[Rows]:
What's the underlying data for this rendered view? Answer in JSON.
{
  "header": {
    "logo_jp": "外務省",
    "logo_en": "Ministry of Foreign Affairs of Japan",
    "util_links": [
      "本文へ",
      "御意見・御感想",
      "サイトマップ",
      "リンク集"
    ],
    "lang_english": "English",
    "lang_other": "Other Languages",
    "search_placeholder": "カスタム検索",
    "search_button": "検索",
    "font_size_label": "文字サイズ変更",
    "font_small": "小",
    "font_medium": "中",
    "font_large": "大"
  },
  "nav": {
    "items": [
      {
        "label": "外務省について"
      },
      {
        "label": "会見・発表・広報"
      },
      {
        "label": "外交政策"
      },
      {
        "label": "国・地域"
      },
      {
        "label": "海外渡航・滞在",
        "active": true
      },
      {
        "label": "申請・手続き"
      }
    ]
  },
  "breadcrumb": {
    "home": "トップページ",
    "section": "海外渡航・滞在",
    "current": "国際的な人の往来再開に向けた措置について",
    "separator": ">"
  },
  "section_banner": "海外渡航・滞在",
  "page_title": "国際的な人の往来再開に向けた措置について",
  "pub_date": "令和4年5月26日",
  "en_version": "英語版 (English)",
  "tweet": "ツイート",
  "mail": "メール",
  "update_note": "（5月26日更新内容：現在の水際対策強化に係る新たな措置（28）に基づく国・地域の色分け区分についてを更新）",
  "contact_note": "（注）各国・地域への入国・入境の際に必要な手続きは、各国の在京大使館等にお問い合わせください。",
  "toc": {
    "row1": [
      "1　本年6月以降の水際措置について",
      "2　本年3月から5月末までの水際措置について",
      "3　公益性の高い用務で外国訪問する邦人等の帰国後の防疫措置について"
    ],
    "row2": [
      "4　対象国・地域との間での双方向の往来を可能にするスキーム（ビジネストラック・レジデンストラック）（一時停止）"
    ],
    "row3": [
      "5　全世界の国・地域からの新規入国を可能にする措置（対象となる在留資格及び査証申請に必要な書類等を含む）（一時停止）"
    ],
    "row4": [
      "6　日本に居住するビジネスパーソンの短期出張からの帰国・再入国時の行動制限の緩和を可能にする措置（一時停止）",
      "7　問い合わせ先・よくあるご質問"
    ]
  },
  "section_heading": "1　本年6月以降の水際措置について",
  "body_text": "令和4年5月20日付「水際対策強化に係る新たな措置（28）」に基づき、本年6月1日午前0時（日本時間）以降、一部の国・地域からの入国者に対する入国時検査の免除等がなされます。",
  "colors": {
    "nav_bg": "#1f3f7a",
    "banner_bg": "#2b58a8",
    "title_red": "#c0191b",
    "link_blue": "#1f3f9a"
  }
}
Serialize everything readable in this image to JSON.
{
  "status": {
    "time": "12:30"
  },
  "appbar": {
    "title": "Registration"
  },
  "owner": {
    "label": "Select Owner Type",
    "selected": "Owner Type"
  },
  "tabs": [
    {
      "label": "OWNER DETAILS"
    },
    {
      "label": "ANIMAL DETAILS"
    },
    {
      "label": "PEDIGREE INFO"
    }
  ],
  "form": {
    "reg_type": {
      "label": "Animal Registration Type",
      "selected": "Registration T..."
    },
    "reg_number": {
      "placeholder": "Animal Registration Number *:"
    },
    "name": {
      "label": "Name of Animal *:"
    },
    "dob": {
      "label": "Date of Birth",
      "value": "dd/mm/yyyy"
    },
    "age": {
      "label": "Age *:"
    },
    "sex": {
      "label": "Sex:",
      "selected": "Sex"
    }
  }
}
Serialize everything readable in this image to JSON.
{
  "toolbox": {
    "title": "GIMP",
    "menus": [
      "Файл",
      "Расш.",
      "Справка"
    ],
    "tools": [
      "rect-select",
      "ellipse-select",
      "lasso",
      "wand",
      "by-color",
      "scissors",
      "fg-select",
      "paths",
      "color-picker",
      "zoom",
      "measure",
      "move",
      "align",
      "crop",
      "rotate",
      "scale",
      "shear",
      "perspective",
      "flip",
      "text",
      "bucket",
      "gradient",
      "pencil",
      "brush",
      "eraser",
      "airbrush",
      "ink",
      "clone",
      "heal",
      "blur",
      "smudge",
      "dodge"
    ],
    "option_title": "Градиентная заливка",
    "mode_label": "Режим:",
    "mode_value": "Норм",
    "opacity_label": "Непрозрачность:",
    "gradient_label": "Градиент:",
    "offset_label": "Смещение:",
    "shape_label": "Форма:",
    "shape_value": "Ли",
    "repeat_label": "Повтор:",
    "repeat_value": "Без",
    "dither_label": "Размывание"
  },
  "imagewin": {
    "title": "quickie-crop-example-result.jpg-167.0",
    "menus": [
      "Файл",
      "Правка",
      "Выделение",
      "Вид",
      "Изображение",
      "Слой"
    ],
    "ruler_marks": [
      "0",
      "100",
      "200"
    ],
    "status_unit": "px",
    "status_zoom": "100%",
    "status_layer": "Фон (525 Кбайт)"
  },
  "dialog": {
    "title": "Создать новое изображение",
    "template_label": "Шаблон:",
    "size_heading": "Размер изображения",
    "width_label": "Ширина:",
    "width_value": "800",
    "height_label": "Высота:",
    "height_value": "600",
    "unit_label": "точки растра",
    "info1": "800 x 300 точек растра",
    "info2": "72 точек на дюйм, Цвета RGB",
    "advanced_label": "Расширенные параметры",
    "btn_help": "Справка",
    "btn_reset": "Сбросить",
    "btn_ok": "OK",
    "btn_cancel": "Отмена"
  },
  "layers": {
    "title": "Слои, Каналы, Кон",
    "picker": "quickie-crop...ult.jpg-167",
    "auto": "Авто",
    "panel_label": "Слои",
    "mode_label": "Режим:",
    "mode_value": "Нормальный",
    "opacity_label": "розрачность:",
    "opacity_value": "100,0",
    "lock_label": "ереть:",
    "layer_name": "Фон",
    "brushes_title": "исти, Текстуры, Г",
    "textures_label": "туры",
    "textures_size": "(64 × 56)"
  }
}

[Requirement]:
Check each line of the entries above for the word "海外渡航". List the ones that have it.

[Complete response]:
        "label": "海外渡航・滞在",
    "section": "海外渡航・滞在",
  "section_banner": "海外渡航・滞在",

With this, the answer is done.